DATA TO PROCESS
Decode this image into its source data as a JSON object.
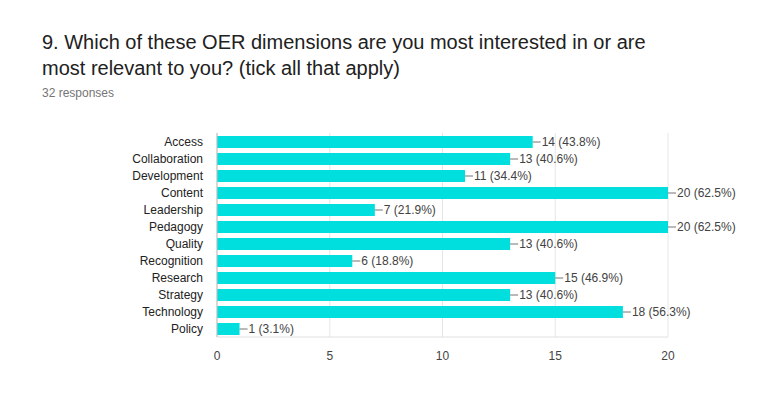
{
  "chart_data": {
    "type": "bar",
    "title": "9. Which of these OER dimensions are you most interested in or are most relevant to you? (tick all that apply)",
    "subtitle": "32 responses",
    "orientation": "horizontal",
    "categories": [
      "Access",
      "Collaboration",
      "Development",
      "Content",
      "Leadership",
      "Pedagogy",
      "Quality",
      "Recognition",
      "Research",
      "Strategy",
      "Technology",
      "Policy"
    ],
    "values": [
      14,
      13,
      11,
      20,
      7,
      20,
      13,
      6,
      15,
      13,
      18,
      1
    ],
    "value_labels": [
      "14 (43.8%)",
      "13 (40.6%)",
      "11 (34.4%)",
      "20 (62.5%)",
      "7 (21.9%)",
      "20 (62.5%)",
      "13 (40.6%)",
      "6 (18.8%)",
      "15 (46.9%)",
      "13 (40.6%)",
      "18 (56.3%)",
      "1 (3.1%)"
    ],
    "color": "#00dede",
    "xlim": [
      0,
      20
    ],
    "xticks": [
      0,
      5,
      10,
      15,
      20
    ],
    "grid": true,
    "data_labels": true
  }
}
...
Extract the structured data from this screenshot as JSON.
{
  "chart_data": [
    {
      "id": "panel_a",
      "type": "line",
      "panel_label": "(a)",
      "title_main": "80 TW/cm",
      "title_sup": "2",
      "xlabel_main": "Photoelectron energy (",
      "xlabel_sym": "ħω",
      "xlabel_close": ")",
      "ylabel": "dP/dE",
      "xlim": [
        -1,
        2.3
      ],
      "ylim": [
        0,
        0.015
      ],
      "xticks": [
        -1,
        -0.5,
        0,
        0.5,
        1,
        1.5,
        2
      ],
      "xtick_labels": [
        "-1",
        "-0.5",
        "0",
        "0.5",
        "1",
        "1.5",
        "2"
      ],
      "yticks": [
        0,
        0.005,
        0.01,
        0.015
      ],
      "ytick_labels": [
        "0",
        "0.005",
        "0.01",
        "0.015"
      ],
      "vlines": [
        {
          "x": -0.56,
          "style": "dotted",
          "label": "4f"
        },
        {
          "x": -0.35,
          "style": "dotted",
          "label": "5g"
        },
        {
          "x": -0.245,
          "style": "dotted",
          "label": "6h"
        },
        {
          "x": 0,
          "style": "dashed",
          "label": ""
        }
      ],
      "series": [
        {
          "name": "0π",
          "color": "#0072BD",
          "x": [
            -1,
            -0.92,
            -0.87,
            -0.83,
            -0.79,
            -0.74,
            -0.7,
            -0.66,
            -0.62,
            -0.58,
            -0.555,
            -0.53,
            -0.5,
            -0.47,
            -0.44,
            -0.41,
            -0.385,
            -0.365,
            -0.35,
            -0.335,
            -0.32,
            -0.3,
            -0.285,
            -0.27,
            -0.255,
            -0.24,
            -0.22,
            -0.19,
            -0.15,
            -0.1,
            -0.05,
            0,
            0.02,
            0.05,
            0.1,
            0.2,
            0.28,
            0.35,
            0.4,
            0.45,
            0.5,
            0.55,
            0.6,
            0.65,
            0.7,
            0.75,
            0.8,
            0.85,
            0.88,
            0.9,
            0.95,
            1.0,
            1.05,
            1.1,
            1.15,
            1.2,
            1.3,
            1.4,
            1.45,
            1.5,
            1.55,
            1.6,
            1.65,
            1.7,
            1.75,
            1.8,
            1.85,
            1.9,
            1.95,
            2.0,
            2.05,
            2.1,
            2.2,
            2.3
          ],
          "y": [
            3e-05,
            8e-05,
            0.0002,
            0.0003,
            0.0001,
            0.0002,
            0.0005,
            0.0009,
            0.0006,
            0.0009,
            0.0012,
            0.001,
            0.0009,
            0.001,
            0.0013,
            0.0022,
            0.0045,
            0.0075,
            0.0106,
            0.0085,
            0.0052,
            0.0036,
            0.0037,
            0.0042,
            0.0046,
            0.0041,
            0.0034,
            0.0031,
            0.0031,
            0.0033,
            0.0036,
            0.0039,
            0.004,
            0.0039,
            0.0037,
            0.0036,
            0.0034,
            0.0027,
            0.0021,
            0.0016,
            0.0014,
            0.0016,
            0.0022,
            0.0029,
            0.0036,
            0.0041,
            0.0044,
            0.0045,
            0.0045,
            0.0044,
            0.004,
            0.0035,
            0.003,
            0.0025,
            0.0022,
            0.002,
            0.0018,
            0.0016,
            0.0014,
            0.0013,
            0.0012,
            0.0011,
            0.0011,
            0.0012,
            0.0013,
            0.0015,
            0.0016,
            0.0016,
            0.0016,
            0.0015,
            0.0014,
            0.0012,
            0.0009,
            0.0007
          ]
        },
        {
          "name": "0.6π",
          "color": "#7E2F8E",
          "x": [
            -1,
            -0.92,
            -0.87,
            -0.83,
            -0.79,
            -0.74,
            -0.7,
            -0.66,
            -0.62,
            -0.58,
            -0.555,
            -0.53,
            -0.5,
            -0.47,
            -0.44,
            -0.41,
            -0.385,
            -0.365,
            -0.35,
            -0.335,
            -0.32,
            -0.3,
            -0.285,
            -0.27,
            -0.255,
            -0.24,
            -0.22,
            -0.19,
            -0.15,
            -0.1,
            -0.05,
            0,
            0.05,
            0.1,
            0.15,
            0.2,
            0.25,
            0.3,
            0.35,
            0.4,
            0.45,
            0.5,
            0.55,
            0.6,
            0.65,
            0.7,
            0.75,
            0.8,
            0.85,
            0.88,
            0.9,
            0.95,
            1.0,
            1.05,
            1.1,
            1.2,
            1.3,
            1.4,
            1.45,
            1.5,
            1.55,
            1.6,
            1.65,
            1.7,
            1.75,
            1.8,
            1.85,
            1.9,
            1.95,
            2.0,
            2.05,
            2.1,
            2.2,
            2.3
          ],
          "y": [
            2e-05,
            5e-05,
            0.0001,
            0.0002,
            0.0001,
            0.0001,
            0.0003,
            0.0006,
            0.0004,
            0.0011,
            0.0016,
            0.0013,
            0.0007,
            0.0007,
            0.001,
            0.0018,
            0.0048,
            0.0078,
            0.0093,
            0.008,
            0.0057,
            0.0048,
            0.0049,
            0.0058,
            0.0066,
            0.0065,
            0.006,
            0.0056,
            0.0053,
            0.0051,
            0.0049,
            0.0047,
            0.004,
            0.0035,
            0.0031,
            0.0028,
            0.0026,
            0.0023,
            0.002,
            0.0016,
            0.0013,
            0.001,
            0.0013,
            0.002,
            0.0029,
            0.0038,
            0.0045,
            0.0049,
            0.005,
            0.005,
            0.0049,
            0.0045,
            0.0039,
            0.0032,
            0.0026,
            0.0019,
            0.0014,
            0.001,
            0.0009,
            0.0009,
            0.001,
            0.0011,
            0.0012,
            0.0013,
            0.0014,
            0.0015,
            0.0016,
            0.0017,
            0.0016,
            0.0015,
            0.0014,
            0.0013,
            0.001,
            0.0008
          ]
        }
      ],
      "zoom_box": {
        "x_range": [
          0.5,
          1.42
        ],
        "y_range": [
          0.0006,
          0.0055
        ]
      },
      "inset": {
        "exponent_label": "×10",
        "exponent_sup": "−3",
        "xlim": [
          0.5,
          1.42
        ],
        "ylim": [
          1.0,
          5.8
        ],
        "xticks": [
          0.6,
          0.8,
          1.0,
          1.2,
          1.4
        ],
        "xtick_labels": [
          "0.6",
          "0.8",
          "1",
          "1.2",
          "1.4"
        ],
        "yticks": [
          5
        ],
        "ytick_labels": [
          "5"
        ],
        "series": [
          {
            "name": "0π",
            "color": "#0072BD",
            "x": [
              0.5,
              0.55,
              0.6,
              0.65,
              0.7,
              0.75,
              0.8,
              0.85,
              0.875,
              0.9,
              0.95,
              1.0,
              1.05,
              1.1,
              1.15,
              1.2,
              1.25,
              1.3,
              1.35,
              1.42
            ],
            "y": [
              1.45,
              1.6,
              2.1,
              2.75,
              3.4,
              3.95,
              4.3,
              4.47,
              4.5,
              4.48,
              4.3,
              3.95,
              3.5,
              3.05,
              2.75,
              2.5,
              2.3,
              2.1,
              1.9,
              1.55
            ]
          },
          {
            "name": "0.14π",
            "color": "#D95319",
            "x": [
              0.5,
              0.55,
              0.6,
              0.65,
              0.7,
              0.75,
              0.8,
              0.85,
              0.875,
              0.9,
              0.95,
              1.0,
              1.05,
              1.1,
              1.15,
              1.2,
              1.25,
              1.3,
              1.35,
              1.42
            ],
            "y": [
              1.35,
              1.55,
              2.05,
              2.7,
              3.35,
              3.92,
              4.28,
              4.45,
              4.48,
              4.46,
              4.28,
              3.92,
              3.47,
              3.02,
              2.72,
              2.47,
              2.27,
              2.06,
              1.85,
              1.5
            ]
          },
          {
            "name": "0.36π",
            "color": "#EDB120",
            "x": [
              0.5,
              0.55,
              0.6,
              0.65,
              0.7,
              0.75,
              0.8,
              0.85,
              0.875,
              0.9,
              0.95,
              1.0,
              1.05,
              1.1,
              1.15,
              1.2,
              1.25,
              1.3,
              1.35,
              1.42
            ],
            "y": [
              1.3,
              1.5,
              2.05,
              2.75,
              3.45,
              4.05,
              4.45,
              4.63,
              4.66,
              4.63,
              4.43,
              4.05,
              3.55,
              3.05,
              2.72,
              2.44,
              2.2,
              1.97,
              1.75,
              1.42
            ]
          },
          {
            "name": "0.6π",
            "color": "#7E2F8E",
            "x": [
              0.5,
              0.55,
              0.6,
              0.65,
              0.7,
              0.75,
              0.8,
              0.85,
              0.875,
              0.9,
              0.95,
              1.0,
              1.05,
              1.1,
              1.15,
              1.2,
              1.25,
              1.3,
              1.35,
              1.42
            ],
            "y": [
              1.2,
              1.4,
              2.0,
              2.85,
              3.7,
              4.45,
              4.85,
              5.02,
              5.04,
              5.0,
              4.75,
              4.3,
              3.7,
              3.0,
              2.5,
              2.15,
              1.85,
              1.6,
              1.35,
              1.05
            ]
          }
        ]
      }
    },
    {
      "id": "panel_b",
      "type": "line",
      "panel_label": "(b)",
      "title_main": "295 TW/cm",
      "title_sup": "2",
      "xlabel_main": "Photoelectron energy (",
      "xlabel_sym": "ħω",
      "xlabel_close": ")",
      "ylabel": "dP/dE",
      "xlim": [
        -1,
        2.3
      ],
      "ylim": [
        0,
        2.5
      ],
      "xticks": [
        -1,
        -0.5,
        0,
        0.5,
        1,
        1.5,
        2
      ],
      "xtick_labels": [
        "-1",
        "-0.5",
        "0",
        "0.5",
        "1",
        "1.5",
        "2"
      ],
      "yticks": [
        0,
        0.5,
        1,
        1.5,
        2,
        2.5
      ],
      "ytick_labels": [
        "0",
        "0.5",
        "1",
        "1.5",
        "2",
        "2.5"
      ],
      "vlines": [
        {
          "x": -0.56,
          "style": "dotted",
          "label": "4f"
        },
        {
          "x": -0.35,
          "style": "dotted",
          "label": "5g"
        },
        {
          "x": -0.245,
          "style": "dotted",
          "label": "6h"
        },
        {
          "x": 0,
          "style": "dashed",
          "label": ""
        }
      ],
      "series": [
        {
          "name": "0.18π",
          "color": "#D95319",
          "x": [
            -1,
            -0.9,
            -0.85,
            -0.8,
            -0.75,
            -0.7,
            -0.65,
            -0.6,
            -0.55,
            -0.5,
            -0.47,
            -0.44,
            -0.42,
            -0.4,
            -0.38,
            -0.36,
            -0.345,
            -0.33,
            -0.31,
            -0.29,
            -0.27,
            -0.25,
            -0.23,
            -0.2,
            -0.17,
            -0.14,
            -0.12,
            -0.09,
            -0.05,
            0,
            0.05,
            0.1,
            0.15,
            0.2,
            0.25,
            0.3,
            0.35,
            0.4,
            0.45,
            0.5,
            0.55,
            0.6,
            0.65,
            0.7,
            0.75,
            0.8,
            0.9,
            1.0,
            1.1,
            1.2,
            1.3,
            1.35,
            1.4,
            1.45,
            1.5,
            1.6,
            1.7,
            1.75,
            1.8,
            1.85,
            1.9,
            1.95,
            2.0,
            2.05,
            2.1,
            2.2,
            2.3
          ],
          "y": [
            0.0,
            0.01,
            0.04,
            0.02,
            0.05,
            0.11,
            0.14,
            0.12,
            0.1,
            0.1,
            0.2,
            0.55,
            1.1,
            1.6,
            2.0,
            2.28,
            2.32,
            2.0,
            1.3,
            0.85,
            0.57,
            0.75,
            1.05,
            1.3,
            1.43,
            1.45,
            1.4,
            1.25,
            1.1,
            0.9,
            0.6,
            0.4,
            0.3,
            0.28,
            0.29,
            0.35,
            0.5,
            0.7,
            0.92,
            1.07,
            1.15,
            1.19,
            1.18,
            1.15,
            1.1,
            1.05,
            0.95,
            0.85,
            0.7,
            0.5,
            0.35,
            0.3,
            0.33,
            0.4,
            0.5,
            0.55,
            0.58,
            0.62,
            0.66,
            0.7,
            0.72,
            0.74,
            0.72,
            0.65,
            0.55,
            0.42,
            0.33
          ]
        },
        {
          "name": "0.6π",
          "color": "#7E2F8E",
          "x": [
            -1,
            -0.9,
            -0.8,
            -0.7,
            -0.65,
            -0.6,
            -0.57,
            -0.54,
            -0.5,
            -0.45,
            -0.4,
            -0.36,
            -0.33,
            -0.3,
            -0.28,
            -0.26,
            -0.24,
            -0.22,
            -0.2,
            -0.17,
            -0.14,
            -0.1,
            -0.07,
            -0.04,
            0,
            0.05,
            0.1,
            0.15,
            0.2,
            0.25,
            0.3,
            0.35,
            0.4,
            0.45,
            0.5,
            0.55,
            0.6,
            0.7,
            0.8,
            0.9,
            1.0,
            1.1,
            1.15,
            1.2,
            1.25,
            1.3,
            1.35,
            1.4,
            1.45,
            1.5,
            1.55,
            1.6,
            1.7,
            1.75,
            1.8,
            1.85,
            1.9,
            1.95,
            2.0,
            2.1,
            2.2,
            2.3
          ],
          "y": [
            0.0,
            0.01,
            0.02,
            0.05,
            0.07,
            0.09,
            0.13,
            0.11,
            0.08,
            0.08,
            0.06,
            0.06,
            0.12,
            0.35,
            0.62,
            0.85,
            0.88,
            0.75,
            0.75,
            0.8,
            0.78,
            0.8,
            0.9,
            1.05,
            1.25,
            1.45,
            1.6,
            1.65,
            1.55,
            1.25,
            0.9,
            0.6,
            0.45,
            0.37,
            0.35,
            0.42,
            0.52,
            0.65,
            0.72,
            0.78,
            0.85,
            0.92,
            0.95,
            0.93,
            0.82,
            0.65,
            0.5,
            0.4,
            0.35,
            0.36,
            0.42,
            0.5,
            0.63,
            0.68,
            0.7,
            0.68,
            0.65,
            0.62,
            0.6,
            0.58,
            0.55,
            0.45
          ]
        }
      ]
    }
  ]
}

PROMPT
In the records above, find each line holding "this" and copy it.

SOLVED EXERCISE
Decode this image into its source data as a JSON object.
Extract the structured data from this screenshot as JSON.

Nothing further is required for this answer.